What to produce
Reproduce every one of the rows below word for word, leaving nothing out and changing nothing.

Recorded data
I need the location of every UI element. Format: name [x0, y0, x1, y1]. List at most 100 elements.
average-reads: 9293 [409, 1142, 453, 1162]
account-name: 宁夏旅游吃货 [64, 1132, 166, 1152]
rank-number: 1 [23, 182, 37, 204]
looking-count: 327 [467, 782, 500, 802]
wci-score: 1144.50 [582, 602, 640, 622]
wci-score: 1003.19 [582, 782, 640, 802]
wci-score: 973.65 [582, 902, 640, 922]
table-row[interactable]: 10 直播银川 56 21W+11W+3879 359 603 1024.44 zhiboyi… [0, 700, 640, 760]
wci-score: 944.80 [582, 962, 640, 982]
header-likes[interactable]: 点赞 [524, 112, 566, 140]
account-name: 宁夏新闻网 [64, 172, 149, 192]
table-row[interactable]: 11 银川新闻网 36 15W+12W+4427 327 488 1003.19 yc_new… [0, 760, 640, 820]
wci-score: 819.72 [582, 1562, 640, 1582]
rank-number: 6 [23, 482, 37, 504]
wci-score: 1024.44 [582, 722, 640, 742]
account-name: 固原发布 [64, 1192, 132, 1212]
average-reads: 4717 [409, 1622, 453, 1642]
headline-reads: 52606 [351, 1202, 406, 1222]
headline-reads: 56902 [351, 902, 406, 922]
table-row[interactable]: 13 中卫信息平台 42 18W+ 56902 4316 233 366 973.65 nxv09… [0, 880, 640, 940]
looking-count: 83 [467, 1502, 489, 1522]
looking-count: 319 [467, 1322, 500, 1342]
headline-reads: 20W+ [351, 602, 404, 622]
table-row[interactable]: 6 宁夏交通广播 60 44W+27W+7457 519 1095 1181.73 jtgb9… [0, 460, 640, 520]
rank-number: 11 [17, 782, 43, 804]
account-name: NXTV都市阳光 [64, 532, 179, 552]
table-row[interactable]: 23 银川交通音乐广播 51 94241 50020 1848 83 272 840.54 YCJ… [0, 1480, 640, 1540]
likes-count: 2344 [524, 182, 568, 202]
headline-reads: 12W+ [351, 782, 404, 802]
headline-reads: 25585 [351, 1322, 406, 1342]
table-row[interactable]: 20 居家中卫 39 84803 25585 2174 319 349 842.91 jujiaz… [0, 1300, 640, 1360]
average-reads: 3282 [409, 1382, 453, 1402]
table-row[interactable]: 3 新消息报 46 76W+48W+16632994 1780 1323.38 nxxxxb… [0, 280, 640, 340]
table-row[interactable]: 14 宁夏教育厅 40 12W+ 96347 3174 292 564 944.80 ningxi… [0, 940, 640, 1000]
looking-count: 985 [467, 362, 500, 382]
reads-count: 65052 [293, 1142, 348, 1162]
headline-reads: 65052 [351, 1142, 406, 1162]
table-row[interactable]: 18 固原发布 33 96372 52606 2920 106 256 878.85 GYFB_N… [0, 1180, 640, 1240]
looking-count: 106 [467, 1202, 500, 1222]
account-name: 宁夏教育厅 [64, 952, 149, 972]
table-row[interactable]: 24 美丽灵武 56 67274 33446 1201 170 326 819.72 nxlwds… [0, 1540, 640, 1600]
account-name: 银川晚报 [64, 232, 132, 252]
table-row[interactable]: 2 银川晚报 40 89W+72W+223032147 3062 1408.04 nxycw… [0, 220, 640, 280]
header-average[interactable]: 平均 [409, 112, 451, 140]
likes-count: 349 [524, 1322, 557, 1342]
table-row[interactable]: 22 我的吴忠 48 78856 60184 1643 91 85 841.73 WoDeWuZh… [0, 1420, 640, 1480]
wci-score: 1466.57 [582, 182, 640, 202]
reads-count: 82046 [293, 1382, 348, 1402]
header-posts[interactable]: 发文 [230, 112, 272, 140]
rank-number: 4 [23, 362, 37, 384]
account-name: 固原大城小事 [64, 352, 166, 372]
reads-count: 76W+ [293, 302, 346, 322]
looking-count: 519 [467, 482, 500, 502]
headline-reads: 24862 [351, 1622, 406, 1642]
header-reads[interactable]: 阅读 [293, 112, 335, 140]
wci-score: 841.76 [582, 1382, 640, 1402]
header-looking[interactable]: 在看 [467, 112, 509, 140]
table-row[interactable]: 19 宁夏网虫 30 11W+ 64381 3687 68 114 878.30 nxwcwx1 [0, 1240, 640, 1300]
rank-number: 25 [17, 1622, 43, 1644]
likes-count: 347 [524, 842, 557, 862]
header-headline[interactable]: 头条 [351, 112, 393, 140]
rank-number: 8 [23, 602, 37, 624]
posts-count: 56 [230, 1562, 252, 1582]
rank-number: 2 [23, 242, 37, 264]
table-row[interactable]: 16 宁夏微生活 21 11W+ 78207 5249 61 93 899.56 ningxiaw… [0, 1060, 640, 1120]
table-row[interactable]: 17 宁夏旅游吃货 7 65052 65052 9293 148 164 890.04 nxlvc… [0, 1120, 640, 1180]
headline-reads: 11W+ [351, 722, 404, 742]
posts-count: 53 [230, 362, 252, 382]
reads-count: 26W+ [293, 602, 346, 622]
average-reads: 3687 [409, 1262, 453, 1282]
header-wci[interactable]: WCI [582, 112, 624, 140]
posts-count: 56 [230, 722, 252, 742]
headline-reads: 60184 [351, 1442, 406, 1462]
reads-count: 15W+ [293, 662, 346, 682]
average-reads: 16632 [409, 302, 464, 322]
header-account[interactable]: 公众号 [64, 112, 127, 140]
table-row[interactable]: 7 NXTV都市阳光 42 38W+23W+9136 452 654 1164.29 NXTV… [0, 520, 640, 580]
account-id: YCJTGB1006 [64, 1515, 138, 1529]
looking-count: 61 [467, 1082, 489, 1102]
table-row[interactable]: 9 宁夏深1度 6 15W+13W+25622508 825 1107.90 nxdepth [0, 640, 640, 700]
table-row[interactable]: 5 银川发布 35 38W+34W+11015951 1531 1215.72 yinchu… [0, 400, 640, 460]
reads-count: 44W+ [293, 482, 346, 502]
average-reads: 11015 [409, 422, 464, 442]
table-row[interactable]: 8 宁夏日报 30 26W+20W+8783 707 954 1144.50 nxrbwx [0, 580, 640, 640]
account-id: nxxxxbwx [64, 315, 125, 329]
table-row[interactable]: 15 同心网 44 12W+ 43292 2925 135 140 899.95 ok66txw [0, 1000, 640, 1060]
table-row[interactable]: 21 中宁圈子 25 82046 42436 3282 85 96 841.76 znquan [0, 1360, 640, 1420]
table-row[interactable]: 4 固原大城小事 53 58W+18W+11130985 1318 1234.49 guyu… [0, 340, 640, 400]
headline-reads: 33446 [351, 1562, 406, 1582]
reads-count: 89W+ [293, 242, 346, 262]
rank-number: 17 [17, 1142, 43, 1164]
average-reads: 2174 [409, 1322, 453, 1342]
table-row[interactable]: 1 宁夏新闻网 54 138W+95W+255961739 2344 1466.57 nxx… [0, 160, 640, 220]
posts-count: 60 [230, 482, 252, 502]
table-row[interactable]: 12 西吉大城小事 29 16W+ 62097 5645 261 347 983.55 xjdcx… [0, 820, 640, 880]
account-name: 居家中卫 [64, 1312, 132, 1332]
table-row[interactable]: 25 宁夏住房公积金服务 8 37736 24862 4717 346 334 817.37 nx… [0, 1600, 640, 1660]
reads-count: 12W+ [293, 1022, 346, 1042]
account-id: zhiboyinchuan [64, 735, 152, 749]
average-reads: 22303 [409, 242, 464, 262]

Written answer
I need the location of every UI element. Format: name [x0, y0, x1, y1]. List at most 100 elements.
average-reads: 9293 [409, 1142, 453, 1162]
account-name: 宁夏旅游吃货 [64, 1132, 166, 1152]
rank-number: 1 [23, 182, 37, 204]
looking-count: 327 [467, 782, 500, 802]
wci-score: 1144.50 [582, 602, 640, 622]
wci-score: 1003.19 [582, 782, 640, 802]
wci-score: 973.65 [582, 902, 640, 922]
table-row[interactable]: 10 直播银川 56 21W+11W+3879 359 603 1024.44 zhiboyi… [0, 700, 640, 760]
wci-score: 944.80 [582, 962, 640, 982]
header-likes[interactable]: 点赞 [524, 112, 566, 140]
account-name: 宁夏新闻网 [64, 172, 149, 192]
table-row[interactable]: 11 银川新闻网 36 15W+12W+4427 327 488 1003.19 yc_new… [0, 760, 640, 820]
wci-score: 819.72 [582, 1562, 640, 1582]
rank-number: 6 [23, 482, 37, 504]
wci-score: 1024.44 [582, 722, 640, 742]
account-name: 固原发布 [64, 1192, 132, 1212]
average-reads: 4717 [409, 1622, 453, 1642]
headline-reads: 52606 [351, 1202, 406, 1222]
headline-reads: 56902 [351, 902, 406, 922]
table-row[interactable]: 13 中卫信息平台 42 18W+ 56902 4316 233 366 973.65 nxv09… [0, 880, 640, 940]
looking-count: 83 [467, 1502, 489, 1522]
looking-count: 319 [467, 1322, 500, 1342]
headline-reads: 20W+ [351, 602, 404, 622]
table-row[interactable]: 6 宁夏交通广播 60 44W+27W+7457 519 1095 1181.73 jtgb9… [0, 460, 640, 520]
rank-number: 11 [17, 782, 43, 804]
account-name: NXTV都市阳光 [64, 532, 179, 552]
table-row[interactable]: 23 银川交通音乐广播 51 94241 50020 1848 83 272 840.54 YCJ… [0, 1480, 640, 1540]
likes-count: 2344 [524, 182, 568, 202]
headline-reads: 12W+ [351, 782, 404, 802]
headline-reads: 25585 [351, 1322, 406, 1342]
table-row[interactable]: 20 居家中卫 39 84803 25585 2174 319 349 842.91 jujiaz… [0, 1300, 640, 1360]
average-reads: 3282 [409, 1382, 453, 1402]
table-row[interactable]: 3 新消息报 46 76W+48W+16632994 1780 1323.38 nxxxxb… [0, 280, 640, 340]
table-row[interactable]: 14 宁夏教育厅 40 12W+ 96347 3174 292 564 944.80 ningxi… [0, 940, 640, 1000]
looking-count: 985 [467, 362, 500, 382]
reads-count: 65052 [293, 1142, 348, 1162]
headline-reads: 65052 [351, 1142, 406, 1162]
table-row[interactable]: 18 固原发布 33 96372 52606 2920 106 256 878.85 GYFB_N… [0, 1180, 640, 1240]
looking-count: 106 [467, 1202, 500, 1222]
account-name: 宁夏教育厅 [64, 952, 149, 972]
table-row[interactable]: 24 美丽灵武 56 67274 33446 1201 170 326 819.72 nxlwds… [0, 1540, 640, 1600]
account-name: 银川晚报 [64, 232, 132, 252]
table-row[interactable]: 2 银川晚报 40 89W+72W+223032147 3062 1408.04 nxycw… [0, 220, 640, 280]
header-average[interactable]: 平均 [409, 112, 451, 140]
likes-count: 349 [524, 1322, 557, 1342]
table-row[interactable]: 22 我的吴忠 48 78856 60184 1643 91 85 841.73 WoDeWuZh… [0, 1420, 640, 1480]
wci-score: 1466.57 [582, 182, 640, 202]
reads-count: 82046 [293, 1382, 348, 1402]
header-posts[interactable]: 发文 [230, 112, 272, 140]
rank-number: 4 [23, 362, 37, 384]
account-name: 固原大城小事 [64, 352, 166, 372]
reads-count: 76W+ [293, 302, 346, 322]
looking-count: 519 [467, 482, 500, 502]
headline-reads: 24862 [351, 1622, 406, 1642]
header-reads[interactable]: 阅读 [293, 112, 335, 140]
wci-score: 841.76 [582, 1382, 640, 1402]
header-looking[interactable]: 在看 [467, 112, 509, 140]
table-row[interactable]: 19 宁夏网虫 30 11W+ 64381 3687 68 114 878.30 nxwcwx1 [0, 1240, 640, 1300]
rank-number: 25 [17, 1622, 43, 1644]
likes-count: 347 [524, 842, 557, 862]
header-headline[interactable]: 头条 [351, 112, 393, 140]
rank-number: 8 [23, 602, 37, 624]
posts-count: 56 [230, 1562, 252, 1582]
rank-number: 2 [23, 242, 37, 264]
table-row[interactable]: 16 宁夏微生活 21 11W+ 78207 5249 61 93 899.56 ningxiaw… [0, 1060, 640, 1120]
table-row[interactable]: 17 宁夏旅游吃货 7 65052 65052 9293 148 164 890.04 nxlvc… [0, 1120, 640, 1180]
headline-reads: 11W+ [351, 722, 404, 742]
posts-count: 53 [230, 362, 252, 382]
reads-count: 26W+ [293, 602, 346, 622]
average-reads: 3687 [409, 1262, 453, 1282]
header-wci[interactable]: WCI [582, 112, 624, 140]
posts-count: 56 [230, 722, 252, 742]
headline-reads: 60184 [351, 1442, 406, 1462]
reads-count: 15W+ [293, 662, 346, 682]
average-reads: 16632 [409, 302, 464, 322]
header-account[interactable]: 公众号 [64, 112, 127, 140]
table-row[interactable]: 7 NXTV都市阳光 42 38W+23W+9136 452 654 1164.29 NXTV… [0, 520, 640, 580]
account-id: YCJTGB1006 [64, 1515, 138, 1529]
looking-count: 61 [467, 1082, 489, 1102]
table-row[interactable]: 9 宁夏深1度 6 15W+13W+25622508 825 1107.90 nxdepth [0, 640, 640, 700]
table-row[interactable]: 5 银川发布 35 38W+34W+11015951 1531 1215.72 yinchu… [0, 400, 640, 460]
reads-count: 44W+ [293, 482, 346, 502]
average-reads: 11015 [409, 422, 464, 442]
table-row[interactable]: 8 宁夏日报 30 26W+20W+8783 707 954 1144.50 nxrbwx [0, 580, 640, 640]
account-id: nxxxxbwx [64, 315, 125, 329]
table-row[interactable]: 15 同心网 44 12W+ 43292 2925 135 140 899.95 ok66txw [0, 1000, 640, 1060]
table-row[interactable]: 21 中宁圈子 25 82046 42436 3282 85 96 841.76 znquan [0, 1360, 640, 1420]
table-row[interactable]: 4 固原大城小事 53 58W+18W+11130985 1318 1234.49 guyu… [0, 340, 640, 400]
headline-reads: 33446 [351, 1562, 406, 1582]
reads-count: 89W+ [293, 242, 346, 262]
rank-number: 17 [17, 1142, 43, 1164]
average-reads: 2174 [409, 1322, 453, 1342]
table-row[interactable]: 1 宁夏新闻网 54 138W+95W+255961739 2344 1466.57 nxx… [0, 160, 640, 220]
posts-count: 60 [230, 482, 252, 502]
table-row[interactable]: 12 西吉大城小事 29 16W+ 62097 5645 261 347 983.55 xjdcx… [0, 820, 640, 880]
account-name: 居家中卫 [64, 1312, 132, 1332]
table-row[interactable]: 25 宁夏住房公积金服务 8 37736 24862 4717 346 334 817.37 nx… [0, 1600, 640, 1660]
reads-count: 12W+ [293, 1022, 346, 1042]
account-id: zhiboyinchuan [64, 735, 152, 749]
average-reads: 22303 [409, 242, 464, 262]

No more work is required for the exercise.